++++ DATA FOR THE TASK ++++
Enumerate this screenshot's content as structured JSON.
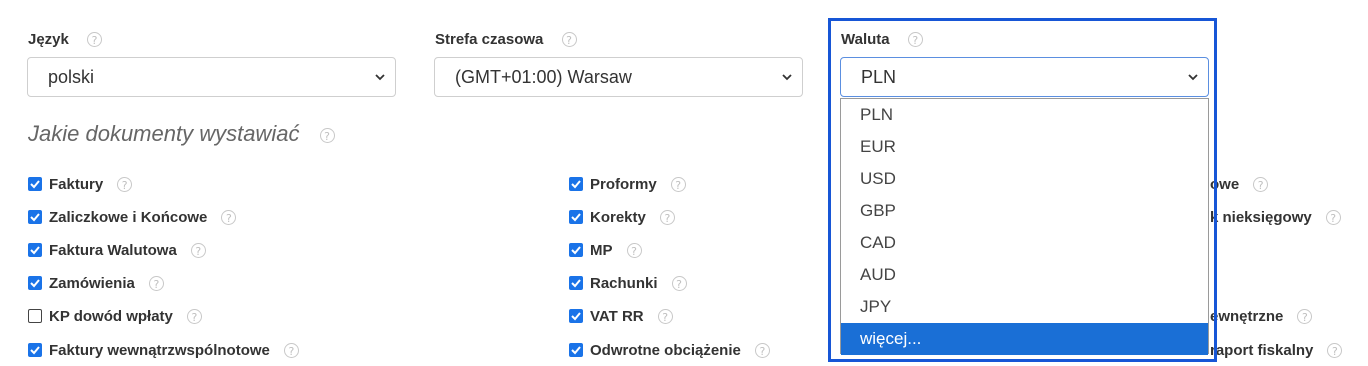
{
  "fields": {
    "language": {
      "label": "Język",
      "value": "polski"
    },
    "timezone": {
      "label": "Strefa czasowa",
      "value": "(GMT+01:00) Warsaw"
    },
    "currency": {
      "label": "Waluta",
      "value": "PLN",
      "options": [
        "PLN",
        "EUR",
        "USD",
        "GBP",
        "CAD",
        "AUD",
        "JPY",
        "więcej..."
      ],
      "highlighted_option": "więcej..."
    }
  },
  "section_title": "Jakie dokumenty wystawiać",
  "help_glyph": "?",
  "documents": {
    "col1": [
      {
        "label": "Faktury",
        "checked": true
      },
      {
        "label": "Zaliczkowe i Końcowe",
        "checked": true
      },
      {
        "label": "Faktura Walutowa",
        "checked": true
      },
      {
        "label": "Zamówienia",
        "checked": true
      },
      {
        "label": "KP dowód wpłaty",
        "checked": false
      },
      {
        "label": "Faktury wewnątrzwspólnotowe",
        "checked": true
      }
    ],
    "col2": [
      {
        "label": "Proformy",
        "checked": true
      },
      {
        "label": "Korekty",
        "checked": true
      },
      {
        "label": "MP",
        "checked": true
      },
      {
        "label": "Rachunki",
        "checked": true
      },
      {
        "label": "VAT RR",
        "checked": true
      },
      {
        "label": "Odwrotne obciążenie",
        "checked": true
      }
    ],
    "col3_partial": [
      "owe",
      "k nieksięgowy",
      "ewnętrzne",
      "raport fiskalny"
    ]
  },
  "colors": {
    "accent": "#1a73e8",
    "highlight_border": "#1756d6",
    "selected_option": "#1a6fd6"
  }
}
++++
++++ DATA FOR THE TASK ++++
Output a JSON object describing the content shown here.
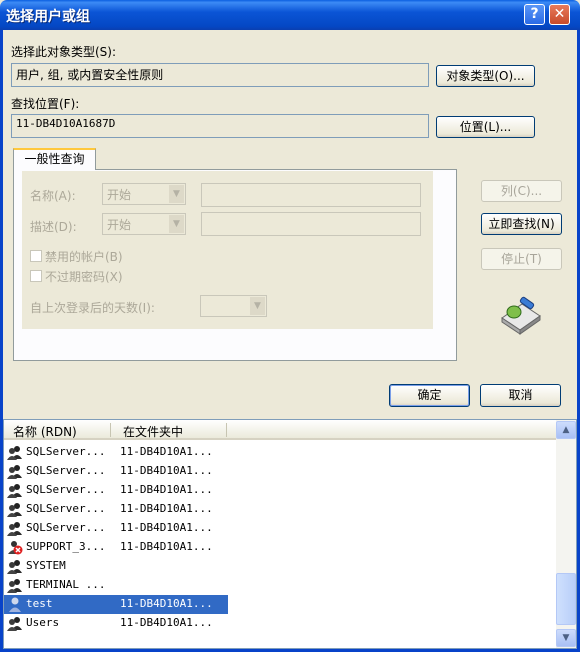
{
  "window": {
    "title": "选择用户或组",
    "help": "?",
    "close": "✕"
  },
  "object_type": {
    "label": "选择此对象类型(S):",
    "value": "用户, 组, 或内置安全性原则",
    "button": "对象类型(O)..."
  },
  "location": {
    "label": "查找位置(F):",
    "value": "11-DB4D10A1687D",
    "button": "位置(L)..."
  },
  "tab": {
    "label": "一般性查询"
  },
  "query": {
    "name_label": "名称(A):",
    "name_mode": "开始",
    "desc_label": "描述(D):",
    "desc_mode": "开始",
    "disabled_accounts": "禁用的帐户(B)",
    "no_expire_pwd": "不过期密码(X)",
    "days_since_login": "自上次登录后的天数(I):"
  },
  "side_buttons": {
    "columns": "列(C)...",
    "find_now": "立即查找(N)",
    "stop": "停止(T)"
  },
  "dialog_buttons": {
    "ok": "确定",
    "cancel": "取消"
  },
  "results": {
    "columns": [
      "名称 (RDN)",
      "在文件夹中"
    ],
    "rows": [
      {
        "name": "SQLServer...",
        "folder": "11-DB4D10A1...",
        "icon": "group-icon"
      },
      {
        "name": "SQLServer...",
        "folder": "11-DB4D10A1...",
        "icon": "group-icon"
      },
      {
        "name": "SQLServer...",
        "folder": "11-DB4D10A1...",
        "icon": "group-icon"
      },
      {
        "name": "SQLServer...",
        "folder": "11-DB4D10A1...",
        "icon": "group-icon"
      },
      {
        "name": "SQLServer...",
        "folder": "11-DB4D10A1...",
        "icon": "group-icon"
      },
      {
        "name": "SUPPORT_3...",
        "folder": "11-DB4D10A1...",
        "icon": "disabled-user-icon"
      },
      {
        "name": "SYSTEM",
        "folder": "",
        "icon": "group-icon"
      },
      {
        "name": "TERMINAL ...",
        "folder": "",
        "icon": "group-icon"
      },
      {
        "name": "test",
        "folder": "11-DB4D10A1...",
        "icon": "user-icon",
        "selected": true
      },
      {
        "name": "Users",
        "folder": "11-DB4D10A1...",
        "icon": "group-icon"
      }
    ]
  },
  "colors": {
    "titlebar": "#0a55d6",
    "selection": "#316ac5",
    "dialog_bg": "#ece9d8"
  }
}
++++
EXERCISE BRIEF: Looking at the entries above, how many lines contain the word "value"? Answer with the number alone.

SOLVED EXERCISE: 5